Goal :: What is the number of lines containing the word "Symbols"? Give that number alone.

Dataset extract ::
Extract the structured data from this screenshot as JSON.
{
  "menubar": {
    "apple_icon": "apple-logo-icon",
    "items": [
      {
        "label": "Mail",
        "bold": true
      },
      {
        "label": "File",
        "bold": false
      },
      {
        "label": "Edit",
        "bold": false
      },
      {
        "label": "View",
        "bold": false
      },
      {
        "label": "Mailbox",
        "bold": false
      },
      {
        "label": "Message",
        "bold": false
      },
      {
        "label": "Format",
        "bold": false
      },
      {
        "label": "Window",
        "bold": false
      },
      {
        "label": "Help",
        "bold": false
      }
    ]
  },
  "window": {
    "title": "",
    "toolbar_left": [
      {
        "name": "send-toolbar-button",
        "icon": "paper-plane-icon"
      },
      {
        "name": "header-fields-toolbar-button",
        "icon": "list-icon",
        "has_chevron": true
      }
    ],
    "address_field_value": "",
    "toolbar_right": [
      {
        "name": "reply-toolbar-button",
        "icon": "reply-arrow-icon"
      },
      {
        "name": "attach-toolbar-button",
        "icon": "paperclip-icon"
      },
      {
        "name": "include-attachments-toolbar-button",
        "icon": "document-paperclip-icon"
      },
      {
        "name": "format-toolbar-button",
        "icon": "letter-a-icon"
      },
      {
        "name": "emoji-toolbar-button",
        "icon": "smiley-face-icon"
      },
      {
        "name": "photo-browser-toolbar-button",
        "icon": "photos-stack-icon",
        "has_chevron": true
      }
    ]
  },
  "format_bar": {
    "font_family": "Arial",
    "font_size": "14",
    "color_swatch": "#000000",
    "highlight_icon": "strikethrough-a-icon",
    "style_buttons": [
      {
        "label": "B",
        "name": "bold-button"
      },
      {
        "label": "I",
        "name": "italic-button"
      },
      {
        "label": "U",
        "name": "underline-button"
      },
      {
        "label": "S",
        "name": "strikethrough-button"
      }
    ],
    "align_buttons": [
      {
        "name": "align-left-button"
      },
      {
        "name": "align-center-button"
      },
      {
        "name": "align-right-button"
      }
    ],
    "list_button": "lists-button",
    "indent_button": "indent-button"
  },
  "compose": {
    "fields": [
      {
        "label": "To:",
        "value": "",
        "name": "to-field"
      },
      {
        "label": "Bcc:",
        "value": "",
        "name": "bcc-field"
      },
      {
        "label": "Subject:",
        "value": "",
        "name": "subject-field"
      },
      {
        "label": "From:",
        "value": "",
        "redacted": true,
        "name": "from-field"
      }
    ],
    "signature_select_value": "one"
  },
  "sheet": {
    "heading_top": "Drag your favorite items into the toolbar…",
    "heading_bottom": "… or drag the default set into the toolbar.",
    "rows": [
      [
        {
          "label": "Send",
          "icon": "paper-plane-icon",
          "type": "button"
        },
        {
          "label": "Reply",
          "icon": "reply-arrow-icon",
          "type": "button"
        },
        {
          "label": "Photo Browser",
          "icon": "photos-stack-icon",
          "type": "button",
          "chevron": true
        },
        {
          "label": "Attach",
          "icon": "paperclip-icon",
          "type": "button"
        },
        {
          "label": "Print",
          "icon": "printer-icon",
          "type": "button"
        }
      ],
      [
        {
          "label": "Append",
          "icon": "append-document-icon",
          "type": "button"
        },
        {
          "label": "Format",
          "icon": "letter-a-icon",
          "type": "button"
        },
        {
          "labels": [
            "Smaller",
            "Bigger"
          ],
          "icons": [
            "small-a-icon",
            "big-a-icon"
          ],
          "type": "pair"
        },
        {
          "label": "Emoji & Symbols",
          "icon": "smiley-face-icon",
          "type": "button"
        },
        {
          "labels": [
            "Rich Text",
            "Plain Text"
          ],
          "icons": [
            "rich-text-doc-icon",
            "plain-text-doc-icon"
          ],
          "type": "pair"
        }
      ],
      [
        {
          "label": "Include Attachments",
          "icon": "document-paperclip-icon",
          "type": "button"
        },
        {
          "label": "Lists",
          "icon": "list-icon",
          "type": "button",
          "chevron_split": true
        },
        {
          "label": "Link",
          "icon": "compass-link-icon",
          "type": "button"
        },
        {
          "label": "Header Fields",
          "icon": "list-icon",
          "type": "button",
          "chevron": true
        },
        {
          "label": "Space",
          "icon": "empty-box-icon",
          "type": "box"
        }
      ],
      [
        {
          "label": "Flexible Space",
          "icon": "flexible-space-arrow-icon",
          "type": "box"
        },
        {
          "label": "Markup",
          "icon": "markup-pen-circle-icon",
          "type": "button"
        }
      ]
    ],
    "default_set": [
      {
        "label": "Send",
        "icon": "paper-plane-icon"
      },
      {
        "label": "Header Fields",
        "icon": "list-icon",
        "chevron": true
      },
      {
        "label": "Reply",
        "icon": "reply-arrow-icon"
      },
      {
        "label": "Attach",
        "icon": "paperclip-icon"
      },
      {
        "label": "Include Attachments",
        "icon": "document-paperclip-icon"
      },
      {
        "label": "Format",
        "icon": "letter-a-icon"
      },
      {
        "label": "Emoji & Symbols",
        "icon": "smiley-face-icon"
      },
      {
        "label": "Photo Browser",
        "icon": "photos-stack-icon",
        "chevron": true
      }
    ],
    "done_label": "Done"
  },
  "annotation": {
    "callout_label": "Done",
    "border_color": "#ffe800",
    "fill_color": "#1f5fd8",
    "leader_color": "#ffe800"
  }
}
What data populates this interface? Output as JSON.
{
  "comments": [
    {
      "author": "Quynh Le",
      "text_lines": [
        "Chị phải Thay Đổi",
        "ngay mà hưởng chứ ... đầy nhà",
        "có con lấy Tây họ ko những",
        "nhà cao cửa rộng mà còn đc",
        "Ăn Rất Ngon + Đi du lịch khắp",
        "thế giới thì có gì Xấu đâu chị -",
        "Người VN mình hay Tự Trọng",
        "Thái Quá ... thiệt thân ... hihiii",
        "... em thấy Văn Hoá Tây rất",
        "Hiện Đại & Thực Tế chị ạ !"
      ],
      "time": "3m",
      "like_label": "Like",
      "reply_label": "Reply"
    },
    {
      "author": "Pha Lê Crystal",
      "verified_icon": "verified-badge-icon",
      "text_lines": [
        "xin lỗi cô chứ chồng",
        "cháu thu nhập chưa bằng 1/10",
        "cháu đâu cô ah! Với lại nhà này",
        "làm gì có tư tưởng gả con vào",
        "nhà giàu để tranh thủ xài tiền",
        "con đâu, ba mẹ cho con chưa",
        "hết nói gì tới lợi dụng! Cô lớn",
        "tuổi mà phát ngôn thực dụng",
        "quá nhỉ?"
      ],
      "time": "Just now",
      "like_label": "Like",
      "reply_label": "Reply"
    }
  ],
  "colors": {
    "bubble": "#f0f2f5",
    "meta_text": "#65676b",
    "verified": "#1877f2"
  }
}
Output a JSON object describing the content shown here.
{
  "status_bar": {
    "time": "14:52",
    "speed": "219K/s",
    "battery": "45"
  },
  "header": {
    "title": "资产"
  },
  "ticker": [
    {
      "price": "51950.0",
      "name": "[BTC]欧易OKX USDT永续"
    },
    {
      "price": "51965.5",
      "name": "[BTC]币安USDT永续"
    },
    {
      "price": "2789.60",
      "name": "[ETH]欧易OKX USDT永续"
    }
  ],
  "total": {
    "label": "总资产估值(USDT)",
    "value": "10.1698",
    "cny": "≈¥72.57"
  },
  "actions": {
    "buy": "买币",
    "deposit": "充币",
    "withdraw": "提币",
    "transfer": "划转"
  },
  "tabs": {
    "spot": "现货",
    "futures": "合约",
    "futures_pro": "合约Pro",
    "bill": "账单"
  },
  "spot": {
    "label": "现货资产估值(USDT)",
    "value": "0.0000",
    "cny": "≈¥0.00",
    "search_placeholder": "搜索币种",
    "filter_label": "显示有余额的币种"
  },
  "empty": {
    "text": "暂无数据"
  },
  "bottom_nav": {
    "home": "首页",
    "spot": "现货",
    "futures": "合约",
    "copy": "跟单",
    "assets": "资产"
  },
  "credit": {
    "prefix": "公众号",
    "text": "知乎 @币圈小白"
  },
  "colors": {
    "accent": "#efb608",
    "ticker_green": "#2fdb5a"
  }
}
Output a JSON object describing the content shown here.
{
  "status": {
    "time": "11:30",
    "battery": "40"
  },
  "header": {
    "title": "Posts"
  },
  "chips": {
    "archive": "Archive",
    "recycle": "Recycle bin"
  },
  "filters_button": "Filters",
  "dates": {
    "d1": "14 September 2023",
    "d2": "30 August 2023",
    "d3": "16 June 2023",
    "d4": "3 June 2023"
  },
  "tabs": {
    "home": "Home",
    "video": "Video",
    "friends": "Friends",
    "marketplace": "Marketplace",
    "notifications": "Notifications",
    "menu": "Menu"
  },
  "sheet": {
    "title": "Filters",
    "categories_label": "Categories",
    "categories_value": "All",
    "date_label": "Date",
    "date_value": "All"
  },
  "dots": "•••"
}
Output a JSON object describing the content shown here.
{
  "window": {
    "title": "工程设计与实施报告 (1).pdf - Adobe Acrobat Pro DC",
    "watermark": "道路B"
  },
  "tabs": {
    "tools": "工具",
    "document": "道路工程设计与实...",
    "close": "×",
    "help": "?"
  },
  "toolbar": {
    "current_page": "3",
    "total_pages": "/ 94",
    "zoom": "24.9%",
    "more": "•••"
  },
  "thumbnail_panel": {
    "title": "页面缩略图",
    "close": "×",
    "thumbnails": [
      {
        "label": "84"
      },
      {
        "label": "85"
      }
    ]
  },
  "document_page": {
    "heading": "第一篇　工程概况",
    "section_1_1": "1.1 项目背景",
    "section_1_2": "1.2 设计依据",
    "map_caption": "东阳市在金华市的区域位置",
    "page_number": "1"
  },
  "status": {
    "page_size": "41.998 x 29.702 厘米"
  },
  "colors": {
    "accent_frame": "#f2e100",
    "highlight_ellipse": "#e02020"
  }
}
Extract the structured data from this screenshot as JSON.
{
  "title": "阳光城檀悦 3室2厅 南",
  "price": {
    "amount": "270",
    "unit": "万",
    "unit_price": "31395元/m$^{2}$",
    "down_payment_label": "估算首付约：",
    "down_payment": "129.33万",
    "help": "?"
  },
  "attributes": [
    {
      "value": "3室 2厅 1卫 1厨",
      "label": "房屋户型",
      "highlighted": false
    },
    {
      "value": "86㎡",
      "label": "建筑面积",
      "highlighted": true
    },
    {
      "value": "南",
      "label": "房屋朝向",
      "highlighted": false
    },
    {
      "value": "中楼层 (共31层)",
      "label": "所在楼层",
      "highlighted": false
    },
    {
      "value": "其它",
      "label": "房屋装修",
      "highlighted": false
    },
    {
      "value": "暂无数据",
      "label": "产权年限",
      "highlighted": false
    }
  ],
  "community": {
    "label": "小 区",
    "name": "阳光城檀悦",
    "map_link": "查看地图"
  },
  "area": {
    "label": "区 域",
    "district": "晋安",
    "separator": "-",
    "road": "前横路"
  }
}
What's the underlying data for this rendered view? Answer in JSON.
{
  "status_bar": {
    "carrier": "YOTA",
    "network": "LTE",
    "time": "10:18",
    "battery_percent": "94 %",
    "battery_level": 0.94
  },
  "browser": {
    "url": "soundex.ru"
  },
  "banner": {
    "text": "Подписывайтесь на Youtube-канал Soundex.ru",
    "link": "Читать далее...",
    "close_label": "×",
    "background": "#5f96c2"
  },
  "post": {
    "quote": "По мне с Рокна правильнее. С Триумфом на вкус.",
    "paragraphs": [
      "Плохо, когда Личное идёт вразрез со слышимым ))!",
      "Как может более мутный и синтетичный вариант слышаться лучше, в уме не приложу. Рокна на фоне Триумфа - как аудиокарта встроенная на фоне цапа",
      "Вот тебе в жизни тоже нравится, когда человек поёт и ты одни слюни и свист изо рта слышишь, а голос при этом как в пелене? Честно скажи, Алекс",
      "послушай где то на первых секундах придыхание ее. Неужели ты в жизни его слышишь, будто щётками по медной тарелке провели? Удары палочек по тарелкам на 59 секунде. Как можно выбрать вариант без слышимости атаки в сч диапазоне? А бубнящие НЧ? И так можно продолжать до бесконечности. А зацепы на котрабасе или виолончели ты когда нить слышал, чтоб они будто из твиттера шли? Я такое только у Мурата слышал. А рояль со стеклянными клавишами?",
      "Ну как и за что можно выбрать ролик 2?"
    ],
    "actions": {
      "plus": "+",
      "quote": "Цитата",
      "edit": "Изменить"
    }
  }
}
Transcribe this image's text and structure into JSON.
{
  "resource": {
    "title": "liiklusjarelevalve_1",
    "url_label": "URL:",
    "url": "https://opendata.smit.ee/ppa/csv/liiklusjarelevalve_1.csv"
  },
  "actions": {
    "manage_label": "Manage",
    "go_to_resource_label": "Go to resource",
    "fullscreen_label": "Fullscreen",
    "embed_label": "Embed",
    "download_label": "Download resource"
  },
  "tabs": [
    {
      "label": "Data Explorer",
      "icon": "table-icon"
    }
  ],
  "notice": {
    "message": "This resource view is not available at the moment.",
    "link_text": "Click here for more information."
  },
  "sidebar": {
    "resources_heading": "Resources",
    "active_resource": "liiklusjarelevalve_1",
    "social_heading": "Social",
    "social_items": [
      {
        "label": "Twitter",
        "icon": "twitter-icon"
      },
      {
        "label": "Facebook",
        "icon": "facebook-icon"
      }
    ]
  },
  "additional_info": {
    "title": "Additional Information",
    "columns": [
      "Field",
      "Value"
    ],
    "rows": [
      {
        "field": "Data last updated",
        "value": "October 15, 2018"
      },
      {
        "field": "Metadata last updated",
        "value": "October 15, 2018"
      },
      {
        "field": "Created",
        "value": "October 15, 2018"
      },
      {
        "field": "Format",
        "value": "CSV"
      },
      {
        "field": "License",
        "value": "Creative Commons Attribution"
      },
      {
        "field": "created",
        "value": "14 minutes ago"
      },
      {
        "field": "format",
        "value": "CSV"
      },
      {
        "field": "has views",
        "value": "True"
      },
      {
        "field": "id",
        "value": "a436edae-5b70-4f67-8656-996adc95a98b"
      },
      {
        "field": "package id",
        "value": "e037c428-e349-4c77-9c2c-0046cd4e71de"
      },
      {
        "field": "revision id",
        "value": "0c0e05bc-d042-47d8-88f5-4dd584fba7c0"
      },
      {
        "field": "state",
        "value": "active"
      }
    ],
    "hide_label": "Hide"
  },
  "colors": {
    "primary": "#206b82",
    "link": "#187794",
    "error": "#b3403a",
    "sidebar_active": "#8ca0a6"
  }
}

Finished answer :: 2